在(三十)和(三十一)中,我们尝试搭建了DPDK和Hyperscan开发环境用于开发网络数据流处理程序。如果我们使用流处理程序提取了网络数据中的元数据信息,就可以输入到数据库(比如clickhouse),使用dbever或者spark进行联机分析了。当然,在此之前,我们需要搭建kafka-clickhouse的流水线。因为,使用DPDK对网络数据流的处理对实时性要求较高,clickhouse的写入优化又需要数据尽可能以万条左右的批处理方式进行处理,所以我们需要kafka做一下缓冲和中转(当然用Ring做缓冲不是不行,只是有可能造成DPDK处理线程的抖动和丢包)。
上次折腾这种搭环境的事到现在差不多快一年了。不要钱的Linux和工具软件就是这点麻烦,之前好容易从cenos7换到stream 8;结果现在stream 8的镜像源都不太好找了,docker也不像以前偶尔还能链上hub仓库。所以,本篇就一切从头吧。
一、CentOS 8 Stream下的环境准备
1. 更改镜像源
之前我们基本都使用的是centos 8 stream,不过centos 8 的EOL已经过期,Linux社区不再维护,所以我们之前更改镜像源时使用的那些都已经失效了...... 虽然我也尝试了新版本的系统,但我实在受不了那个章鱼桌面。所以,还是找找过期的镜像源吧,还好阿里开发者社区的存货还比较全面。

* 练习题
**a.** 把这段节选里以"在(三十)和(三十一)中"开头的那一段改写成简短的要点清单,保留主要内容。
**b.** 按这段节选的说法,为什么还要去找过期的镜像源?用一到三句话回答。
只根据这段节选作答,不要用别的来源。

* 提供的资料

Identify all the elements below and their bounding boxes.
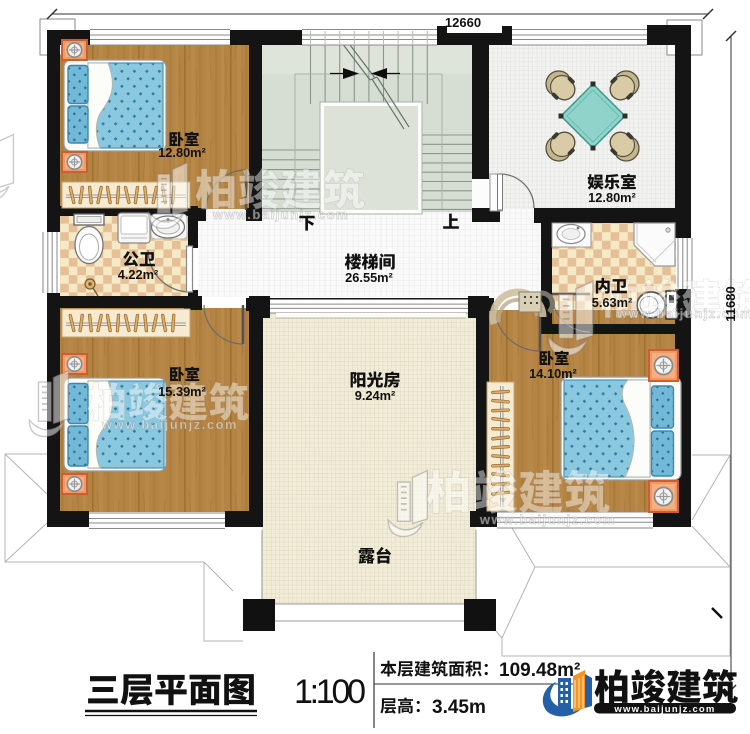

* 答案依次
**a.**
- 前两篇搭好了DPDK和Hyperscan开发环境,用来开发网络数据流处理程序。
- 处理程序提取出的元数据可以写入clickhouse等数据库,再用dbever或spark做联机分析。
- 在这之前,要先搭建kafka-clickhouse流水线。
- 原因:DPDK处理网络数据流对实时性要求高,而clickhouse写入最好按万条左右批量进行,所以用kafka做缓冲和中转。
- 用Ring做缓冲也可以,但可能造成DPDK处理线程抖动和丢包。

**b.** centos 8已经过了EOL,Linux社区不再维护,之前改镜像源时用的那些都失效了。新版本的系统也试过,但实在受不了那个章鱼桌面,所以只好继续用旧系统,去找过期的镜像源。